===== Listed entries

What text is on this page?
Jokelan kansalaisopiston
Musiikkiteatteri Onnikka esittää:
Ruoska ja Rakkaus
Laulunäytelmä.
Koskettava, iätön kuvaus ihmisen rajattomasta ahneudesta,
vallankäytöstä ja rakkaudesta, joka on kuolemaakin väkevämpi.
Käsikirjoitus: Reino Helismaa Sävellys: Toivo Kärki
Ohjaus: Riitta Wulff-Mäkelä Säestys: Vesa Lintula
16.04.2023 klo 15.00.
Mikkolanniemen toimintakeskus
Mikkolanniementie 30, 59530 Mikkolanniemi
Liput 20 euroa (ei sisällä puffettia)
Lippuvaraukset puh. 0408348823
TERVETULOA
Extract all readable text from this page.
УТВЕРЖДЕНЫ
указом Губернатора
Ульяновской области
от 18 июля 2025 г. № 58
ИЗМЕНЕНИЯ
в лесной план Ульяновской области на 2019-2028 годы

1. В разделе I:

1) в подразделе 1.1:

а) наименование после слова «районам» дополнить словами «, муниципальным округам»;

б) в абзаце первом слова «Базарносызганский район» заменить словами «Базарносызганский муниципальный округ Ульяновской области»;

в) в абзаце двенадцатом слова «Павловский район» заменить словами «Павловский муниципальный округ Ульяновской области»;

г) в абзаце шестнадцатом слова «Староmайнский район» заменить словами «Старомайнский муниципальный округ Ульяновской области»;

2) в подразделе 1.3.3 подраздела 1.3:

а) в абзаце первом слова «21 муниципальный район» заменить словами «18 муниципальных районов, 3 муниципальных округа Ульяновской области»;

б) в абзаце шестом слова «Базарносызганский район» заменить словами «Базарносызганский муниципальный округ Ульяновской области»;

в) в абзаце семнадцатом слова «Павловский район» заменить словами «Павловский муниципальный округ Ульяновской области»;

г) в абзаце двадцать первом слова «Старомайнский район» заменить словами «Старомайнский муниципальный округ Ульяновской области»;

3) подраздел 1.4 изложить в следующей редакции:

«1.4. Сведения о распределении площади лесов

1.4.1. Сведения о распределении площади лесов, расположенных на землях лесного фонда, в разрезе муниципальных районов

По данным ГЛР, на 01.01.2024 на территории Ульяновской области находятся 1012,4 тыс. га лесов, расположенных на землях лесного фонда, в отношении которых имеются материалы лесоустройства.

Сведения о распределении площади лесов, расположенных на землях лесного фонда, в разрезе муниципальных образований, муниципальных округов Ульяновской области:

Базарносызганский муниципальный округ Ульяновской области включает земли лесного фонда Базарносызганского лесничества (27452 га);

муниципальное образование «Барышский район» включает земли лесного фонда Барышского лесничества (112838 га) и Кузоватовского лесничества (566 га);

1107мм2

==========

Faithfully transcribe the whole of the data.

» **Exercise result**
What text is on this page?
Jokelan kansalaisopiston
Musiikkiteatteri Onnikka esittää:
Ruoska ja Rakkaus
Laulunäytelmä.
Koskettava, iätön kuvaus ihmisen rajattomasta ahneudesta,
vallankäytöstä ja rakkaudesta, joka on kuolemaakin väkevämpi.
Käsikirjoitus: Reino Helismaa Sävellys: Toivo Kärki
Ohjaus: Riitta Wulff-Mäkelä Säestys: Vesa Lintula
16.04.2023 klo 15.00.
Mikkolanniemen toimintakeskus
Mikkolanniementie 30, 59530 Mikkolanniemi
Liput 20 euroa (ei sisällä puffettia)
Lippuvaraukset puh. 0408348823
TERVETULOA
Extract all readable text from this page.
УТВЕРЖДЕНЫ
указом Губернатора
Ульяновской области
от 18 июля 2025 г. № 58
ИЗМЕНЕНИЯ
в лесной план Ульяновской области на 2019-2028 годы

1. В разделе I:

1) в подразделе 1.1:

а) наименование после слова «районам» дополнить словами «, муниципальным округам»;

б) в абзаце первом слова «Базарносызганский район» заменить словами «Базарносызганский муниципальный округ Ульяновской области»;

в) в абзаце двенадцатом слова «Павловский район» заменить словами «Павловский муниципальный округ Ульяновской области»;

г) в абзаце шестнадцатом слова «Староmайнский район» заменить словами «Старомайнский муниципальный округ Ульяновской области»;

2) в подразделе 1.3.3 подраздела 1.3:

а) в абзаце первом слова «21 муниципальный район» заменить словами «18 муниципальных районов, 3 муниципальных округа Ульяновской области»;

б) в абзаце шестом слова «Базарносызганский район» заменить словами «Базарносызганский муниципальный округ Ульяновской области»;

в) в абзаце семнадцатом слова «Павловский район» заменить словами «Павловский муниципальный округ Ульяновской области»;

г) в абзаце двадцать первом слова «Старомайнский район» заменить словами «Старомайнский муниципальный округ Ульяновской области»;

3) подраздел 1.4 изложить в следующей редакции:

«1.4. Сведения о распределении площади лесов

1.4.1. Сведения о распределении площади лесов, расположенных на землях лесного фонда, в разрезе муниципальных районов

По данным ГЛР, на 01.01.2024 на территории Ульяновской области находятся 1012,4 тыс. га лесов, расположенных на землях лесного фонда, в отношении которых имеются материалы лесоустройства.

Сведения о распределении площади лесов, расположенных на землях лесного фонда, в разрезе муниципальных образований, муниципальных округов Ульяновской области:

Базарносызганский муниципальный округ Ульяновской области включает земли лесного фонда Базарносызганского лесничества (27452 га);

муниципальное образование «Барышский район» включает земли лесного фонда Барышского лесничества (112838 га) и Кузоватовского лесничества (566 га);

1107мм2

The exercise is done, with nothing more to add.